# Quoted passage

- Born: January 6, 1975 (age 51) Richmond Hill, Ontario
- Education: Langstaff Secondary School
- Alma mater: McGill University University of Western Ontario
- Occupations: Journalist, TV host

= Tracy Moore (journalist) =

Canadian television journalist

Tracy Moore (born January 6, 1975) is a Canadian television journalist, best known as host of the lifestyle talk show CityLine on Citytv from 2008 to 2024.

She previously served as news anchor on Citytv Toronto's Breakfast Television from 2005 to 2008, and occasionally filled in for Dina Pugliese as co-host of the program during that time. In 2024, Citytv announced the cancellation of CityLine and reassigned Moore back to Breakfast Television, where she was to cohost a new hour of lifestyle features with Cheryl Hickey, but the network announced in January 2025 that the new program would not proceed.

Growing up in Richmond Hill, Ontario, she went to Langstaff Secondary School. Moore then earned a bachelor's degree in political science at McGill University; her initial career goal was to be a lawyer, but she developed an interest in journalism while volunteering at the campus radio station CKUT-FM. She then completed a masters in journalism at the University of Western Ontario.

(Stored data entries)
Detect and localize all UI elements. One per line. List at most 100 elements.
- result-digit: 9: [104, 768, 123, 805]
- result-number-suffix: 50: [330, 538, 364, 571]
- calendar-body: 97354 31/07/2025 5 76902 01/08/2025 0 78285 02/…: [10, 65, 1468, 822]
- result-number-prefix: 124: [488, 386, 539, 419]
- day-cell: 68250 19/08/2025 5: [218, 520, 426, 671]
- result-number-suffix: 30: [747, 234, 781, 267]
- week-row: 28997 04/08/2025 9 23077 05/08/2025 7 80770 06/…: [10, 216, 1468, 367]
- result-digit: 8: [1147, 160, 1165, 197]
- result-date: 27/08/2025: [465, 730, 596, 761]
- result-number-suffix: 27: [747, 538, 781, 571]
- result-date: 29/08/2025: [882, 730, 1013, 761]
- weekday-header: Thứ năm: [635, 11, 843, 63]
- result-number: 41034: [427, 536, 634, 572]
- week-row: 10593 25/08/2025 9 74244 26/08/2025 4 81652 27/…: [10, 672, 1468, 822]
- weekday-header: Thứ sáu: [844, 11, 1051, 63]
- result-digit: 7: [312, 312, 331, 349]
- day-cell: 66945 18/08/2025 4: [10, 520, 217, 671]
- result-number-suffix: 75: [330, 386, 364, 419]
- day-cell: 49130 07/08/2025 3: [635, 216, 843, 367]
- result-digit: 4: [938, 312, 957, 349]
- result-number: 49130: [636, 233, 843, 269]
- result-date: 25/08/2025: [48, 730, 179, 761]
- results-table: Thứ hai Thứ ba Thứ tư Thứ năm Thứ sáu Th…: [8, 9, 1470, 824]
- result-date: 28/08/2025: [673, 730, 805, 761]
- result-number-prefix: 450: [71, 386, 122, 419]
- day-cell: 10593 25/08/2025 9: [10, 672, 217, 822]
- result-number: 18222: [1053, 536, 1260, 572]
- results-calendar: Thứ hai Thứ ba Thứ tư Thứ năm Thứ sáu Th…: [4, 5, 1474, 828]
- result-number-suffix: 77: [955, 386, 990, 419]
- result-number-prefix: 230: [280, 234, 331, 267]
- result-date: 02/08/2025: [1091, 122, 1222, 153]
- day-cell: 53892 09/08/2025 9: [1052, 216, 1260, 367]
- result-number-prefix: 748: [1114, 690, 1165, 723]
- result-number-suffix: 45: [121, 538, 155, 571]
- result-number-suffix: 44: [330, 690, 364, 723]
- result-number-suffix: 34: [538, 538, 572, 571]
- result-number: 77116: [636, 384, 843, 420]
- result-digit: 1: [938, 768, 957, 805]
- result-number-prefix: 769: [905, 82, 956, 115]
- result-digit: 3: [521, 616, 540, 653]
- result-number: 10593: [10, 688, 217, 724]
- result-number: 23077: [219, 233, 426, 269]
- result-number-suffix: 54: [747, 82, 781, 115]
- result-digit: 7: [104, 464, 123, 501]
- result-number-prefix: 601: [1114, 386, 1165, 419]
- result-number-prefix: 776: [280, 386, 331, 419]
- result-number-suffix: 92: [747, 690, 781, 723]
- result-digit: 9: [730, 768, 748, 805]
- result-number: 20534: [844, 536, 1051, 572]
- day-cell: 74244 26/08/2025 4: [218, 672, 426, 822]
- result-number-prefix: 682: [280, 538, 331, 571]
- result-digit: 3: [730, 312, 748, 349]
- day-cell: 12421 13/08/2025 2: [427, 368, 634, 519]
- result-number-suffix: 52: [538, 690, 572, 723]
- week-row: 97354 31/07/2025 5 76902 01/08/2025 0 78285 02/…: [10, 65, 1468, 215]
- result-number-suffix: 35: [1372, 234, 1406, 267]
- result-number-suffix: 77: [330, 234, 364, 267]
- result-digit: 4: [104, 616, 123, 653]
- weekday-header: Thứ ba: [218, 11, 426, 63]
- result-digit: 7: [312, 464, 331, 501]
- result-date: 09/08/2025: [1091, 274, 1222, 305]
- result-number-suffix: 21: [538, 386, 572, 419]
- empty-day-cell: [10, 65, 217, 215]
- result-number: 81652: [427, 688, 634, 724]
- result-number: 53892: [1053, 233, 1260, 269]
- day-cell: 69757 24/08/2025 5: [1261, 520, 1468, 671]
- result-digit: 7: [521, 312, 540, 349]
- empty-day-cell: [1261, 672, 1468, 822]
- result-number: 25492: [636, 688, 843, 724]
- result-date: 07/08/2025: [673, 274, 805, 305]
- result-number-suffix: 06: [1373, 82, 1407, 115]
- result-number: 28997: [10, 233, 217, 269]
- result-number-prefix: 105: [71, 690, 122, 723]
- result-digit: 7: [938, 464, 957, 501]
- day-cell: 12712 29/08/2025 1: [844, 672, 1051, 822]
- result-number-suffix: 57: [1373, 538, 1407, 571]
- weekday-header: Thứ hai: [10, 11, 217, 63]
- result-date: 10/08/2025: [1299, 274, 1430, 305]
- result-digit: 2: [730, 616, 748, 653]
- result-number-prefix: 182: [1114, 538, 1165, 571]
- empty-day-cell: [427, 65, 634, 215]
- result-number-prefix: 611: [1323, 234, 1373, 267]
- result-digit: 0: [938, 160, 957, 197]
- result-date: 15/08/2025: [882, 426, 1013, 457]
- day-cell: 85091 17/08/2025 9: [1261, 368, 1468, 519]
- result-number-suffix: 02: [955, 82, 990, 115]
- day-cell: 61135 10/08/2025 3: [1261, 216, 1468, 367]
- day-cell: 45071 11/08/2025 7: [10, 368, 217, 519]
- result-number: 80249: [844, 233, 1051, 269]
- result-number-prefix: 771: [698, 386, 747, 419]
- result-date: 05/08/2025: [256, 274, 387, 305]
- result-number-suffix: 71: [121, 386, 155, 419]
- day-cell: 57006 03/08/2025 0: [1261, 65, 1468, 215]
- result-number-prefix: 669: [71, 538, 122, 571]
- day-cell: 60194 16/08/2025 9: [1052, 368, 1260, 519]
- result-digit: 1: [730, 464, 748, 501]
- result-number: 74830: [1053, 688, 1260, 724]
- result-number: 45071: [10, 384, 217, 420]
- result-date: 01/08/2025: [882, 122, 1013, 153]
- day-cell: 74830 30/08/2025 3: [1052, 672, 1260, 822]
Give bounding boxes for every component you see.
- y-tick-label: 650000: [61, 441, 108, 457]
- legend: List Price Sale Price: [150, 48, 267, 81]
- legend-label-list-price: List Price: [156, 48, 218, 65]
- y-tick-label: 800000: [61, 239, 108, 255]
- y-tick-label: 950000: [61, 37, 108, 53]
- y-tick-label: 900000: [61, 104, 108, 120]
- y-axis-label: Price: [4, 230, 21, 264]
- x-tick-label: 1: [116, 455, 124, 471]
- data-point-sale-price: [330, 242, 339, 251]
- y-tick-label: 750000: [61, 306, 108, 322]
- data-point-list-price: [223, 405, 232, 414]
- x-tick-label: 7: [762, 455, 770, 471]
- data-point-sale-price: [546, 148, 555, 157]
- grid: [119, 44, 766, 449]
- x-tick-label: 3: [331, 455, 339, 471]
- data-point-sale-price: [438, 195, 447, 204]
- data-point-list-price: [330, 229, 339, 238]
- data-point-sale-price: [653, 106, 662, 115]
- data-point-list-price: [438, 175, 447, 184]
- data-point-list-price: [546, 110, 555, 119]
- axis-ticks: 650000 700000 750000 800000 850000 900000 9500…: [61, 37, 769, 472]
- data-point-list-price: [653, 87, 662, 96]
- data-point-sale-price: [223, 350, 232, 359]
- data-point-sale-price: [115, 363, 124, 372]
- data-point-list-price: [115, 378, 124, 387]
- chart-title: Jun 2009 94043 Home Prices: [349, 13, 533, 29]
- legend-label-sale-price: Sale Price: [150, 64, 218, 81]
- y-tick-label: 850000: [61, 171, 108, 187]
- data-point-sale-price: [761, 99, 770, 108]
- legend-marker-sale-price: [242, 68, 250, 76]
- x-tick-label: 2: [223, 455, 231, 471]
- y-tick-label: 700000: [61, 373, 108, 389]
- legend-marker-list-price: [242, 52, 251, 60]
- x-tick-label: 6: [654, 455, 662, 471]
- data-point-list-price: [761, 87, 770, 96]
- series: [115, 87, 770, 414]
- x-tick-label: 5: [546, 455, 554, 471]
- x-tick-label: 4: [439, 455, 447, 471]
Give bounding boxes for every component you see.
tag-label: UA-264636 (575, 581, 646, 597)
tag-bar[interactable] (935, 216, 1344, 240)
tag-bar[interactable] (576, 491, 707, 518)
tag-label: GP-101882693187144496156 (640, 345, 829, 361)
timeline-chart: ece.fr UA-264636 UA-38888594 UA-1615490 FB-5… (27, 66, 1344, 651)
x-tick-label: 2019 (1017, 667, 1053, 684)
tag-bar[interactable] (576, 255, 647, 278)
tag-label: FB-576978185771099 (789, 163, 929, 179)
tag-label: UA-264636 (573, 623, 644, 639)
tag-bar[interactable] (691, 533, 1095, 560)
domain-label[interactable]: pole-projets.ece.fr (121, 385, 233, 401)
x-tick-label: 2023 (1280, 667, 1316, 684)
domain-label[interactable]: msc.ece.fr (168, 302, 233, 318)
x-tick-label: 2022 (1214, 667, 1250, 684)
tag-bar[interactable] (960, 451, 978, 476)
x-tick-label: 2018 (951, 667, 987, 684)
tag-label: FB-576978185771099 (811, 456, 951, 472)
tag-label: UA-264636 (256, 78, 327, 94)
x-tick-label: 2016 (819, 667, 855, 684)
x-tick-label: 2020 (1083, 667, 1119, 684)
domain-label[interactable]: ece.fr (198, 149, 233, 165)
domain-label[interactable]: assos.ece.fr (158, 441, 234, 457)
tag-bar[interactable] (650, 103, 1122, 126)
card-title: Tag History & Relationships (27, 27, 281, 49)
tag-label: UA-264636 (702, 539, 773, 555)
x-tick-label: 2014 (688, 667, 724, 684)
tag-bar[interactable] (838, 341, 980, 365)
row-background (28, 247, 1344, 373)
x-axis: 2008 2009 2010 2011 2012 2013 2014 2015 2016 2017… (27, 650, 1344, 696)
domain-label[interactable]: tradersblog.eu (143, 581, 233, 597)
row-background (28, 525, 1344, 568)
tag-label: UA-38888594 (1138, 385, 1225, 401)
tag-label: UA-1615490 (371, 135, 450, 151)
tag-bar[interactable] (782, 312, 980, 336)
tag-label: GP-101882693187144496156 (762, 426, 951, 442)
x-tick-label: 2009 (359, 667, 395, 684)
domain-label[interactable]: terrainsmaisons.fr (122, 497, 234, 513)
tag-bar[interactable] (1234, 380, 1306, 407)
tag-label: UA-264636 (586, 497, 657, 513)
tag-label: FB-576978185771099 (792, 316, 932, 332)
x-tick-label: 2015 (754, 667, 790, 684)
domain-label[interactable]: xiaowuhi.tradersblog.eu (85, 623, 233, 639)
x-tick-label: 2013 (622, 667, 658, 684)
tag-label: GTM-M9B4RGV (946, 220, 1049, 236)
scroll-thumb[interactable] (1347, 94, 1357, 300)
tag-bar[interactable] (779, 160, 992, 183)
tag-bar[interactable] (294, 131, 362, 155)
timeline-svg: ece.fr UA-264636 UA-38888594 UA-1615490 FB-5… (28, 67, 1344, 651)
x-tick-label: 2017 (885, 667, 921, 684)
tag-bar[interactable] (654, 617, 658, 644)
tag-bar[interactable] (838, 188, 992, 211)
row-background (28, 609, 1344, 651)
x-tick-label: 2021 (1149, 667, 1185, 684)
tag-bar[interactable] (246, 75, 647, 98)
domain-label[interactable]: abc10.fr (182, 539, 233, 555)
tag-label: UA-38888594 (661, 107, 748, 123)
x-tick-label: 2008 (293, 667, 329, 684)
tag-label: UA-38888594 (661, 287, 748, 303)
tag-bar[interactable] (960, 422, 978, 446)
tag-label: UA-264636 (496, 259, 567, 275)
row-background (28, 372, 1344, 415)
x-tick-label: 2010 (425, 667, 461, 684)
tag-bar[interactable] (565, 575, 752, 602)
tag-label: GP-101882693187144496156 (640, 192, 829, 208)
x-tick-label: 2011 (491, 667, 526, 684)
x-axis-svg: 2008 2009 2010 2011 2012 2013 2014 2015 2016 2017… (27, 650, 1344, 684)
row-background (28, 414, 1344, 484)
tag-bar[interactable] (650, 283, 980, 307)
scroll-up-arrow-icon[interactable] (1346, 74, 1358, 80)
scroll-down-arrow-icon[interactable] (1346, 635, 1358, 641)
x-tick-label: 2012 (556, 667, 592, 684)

# List of tasks
[A] List every school or university named in the Tracy Moore biography.
[B] Recast the Tracy Moore biography paragraph that opens "Growing up in Richmond Hill" as a short bulleted list.
[C] Write the next paragraph of the Tracy Moore biography, following its final sentence.

# Responses to the tasks
[A]
- Langstaff Secondary School
- McGill University
- University of Western Ontario

[B]
- Grew up in Richmond Hill, Ontario, and attended Langstaff Secondary School
- Earned a bachelor's degree in political science at McGill University
- Originally aimed to become a lawyer
- Became interested in journalism while volunteering at campus radio station CKUT-FM
- Completed a master's in journalism at the University of Western Ontario

[C]
She began her career in journalism as a videographer for CBC Television, then worked for the now-defunct Toronto television station CKXT-TV before joining Citytv. She became host of CityLine in 2008, after Marilyn Denis left the show to work for Bell Media.

In January 2023, she was named the winner of the Academy of Canadian Cinema and Television's Changemaker Award at the 11th Canadian Screen Awards. In 2026, Moore was appointed to the Order of Ontario.

She is married to Lio Perron, and has two children, Sidney and Eva.